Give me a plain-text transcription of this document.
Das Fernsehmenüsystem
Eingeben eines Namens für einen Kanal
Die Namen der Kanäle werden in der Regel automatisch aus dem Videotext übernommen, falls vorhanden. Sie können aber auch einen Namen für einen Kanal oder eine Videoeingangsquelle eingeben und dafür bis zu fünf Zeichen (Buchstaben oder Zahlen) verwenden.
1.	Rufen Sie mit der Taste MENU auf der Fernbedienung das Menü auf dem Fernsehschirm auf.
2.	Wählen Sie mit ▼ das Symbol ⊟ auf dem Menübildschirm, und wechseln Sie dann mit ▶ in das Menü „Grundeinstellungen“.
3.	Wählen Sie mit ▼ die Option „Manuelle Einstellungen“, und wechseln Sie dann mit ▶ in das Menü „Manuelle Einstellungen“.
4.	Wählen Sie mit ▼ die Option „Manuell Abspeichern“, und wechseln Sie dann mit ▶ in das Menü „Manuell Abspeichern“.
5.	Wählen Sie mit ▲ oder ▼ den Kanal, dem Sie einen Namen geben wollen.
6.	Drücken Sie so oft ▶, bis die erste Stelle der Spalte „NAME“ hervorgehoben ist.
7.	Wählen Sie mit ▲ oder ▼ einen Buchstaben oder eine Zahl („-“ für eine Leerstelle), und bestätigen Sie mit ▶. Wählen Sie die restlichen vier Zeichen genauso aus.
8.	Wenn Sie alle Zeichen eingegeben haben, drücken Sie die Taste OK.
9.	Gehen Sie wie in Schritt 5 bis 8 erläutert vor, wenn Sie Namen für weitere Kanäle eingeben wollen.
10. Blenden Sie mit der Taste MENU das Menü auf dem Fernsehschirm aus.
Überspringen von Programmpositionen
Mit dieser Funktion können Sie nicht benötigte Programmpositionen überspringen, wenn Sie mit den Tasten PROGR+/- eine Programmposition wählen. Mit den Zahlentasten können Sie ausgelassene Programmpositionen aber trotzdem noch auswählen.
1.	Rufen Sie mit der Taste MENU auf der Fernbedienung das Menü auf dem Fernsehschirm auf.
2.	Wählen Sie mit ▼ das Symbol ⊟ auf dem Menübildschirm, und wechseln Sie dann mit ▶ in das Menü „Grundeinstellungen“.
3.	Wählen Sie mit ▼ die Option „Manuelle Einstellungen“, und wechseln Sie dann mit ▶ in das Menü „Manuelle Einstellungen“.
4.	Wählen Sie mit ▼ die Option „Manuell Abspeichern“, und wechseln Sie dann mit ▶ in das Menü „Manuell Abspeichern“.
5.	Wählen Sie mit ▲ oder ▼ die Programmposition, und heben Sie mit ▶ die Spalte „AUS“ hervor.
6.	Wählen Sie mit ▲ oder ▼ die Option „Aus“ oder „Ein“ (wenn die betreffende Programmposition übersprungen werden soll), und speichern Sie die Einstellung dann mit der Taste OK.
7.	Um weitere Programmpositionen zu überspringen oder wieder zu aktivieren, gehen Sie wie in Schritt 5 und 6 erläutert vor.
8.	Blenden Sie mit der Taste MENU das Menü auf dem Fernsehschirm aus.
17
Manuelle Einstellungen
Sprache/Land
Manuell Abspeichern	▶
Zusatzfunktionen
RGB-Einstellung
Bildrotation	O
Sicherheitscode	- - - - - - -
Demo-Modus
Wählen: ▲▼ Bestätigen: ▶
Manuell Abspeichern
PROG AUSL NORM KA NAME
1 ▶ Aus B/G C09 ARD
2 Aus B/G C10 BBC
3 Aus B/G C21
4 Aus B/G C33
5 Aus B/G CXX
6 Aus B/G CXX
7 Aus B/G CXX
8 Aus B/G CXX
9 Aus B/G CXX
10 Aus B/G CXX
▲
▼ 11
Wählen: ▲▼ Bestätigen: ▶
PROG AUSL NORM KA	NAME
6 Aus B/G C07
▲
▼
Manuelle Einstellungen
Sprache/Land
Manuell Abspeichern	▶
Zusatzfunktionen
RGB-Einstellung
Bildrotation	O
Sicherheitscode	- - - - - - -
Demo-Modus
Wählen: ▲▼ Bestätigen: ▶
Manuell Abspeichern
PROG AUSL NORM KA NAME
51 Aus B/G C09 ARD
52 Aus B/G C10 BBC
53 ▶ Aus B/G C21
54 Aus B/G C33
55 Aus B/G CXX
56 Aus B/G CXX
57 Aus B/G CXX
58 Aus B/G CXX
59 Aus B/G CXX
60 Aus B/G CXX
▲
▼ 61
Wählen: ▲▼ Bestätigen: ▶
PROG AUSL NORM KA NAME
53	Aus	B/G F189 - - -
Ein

### Task prompt:
Each line of the listing above should be output exactly.

### Response to the task:
Give me a plain-text transcription of this document.
Das Fernsehmenüsystem
Eingeben eines Namens für einen Kanal
Die Namen der Kanäle werden in der Regel automatisch aus dem Videotext übernommen, falls vorhanden. Sie können aber auch einen Namen für einen Kanal oder eine Videoeingangsquelle eingeben und dafür bis zu fünf Zeichen (Buchstaben oder Zahlen) verwenden.
1.	Rufen Sie mit der Taste MENU auf der Fernbedienung das Menü auf dem Fernsehschirm auf.
2.	Wählen Sie mit ▼ das Symbol ⊟ auf dem Menübildschirm, und wechseln Sie dann mit ▶ in das Menü „Grundeinstellungen“.
3.	Wählen Sie mit ▼ die Option „Manuelle Einstellungen“, und wechseln Sie dann mit ▶ in das Menü „Manuelle Einstellungen“.
4.	Wählen Sie mit ▼ die Option „Manuell Abspeichern“, und wechseln Sie dann mit ▶ in das Menü „Manuell Abspeichern“.
5.	Wählen Sie mit ▲ oder ▼ den Kanal, dem Sie einen Namen geben wollen.
6.	Drücken Sie so oft ▶, bis die erste Stelle der Spalte „NAME“ hervorgehoben ist.
7.	Wählen Sie mit ▲ oder ▼ einen Buchstaben oder eine Zahl („-“ für eine Leerstelle), und bestätigen Sie mit ▶. Wählen Sie die restlichen vier Zeichen genauso aus.
8.	Wenn Sie alle Zeichen eingegeben haben, drücken Sie die Taste OK.
9.	Gehen Sie wie in Schritt 5 bis 8 erläutert vor, wenn Sie Namen für weitere Kanäle eingeben wollen.
10. Blenden Sie mit der Taste MENU das Menü auf dem Fernsehschirm aus.
Überspringen von Programmpositionen
Mit dieser Funktion können Sie nicht benötigte Programmpositionen überspringen, wenn Sie mit den Tasten PROGR+/- eine Programmposition wählen. Mit den Zahlentasten können Sie ausgelassene Programmpositionen aber trotzdem noch auswählen.
1.	Rufen Sie mit der Taste MENU auf der Fernbedienung das Menü auf dem Fernsehschirm auf.
2.	Wählen Sie mit ▼ das Symbol ⊟ auf dem Menübildschirm, und wechseln Sie dann mit ▶ in das Menü „Grundeinstellungen“.
3.	Wählen Sie mit ▼ die Option „Manuelle Einstellungen“, und wechseln Sie dann mit ▶ in das Menü „Manuelle Einstellungen“.
4.	Wählen Sie mit ▼ die Option „Manuell Abspeichern“, und wechseln Sie dann mit ▶ in das Menü „Manuell Abspeichern“.
5.	Wählen Sie mit ▲ oder ▼ die Programmposition, und heben Sie mit ▶ die Spalte „AUS“ hervor.
6.	Wählen Sie mit ▲ oder ▼ die Option „Aus“ oder „Ein“ (wenn die betreffende Programmposition übersprungen werden soll), und speichern Sie die Einstellung dann mit der Taste OK.
7.	Um weitere Programmpositionen zu überspringen oder wieder zu aktivieren, gehen Sie wie in Schritt 5 und 6 erläutert vor.
8.	Blenden Sie mit der Taste MENU das Menü auf dem Fernsehschirm aus.
17
Manuelle Einstellungen
Sprache/Land
Manuell Abspeichern	▶
Zusatzfunktionen
RGB-Einstellung
Bildrotation	O
Sicherheitscode	- - - - - - -
Demo-Modus
Wählen: ▲▼ Bestätigen: ▶
Manuell Abspeichern
PROG AUSL NORM KA NAME
1 ▶ Aus B/G C09 ARD
2 Aus B/G C10 BBC
3 Aus B/G C21
4 Aus B/G C33
5 Aus B/G CXX
6 Aus B/G CXX
7 Aus B/G CXX
8 Aus B/G CXX
9 Aus B/G CXX
10 Aus B/G CXX
▲
▼ 11
Wählen: ▲▼ Bestätigen: ▶
PROG AUSL NORM KA	NAME
6 Aus B/G C07
▲
▼
Manuelle Einstellungen
Sprache/Land
Manuell Abspeichern	▶
Zusatzfunktionen
RGB-Einstellung
Bildrotation	O
Sicherheitscode	- - - - - - -
Demo-Modus
Wählen: ▲▼ Bestätigen: ▶
Manuell Abspeichern
PROG AUSL NORM KA NAME
51 Aus B/G C09 ARD
52 Aus B/G C10 BBC
53 ▶ Aus B/G C21
54 Aus B/G C33
55 Aus B/G CXX
56 Aus B/G CXX
57 Aus B/G CXX
58 Aus B/G CXX
59 Aus B/G CXX
60 Aus B/G CXX
▲
▼ 61
Wählen: ▲▼ Bestätigen: ▶
PROG AUSL NORM KA NAME
53	Aus	B/G F189 - - -
Ein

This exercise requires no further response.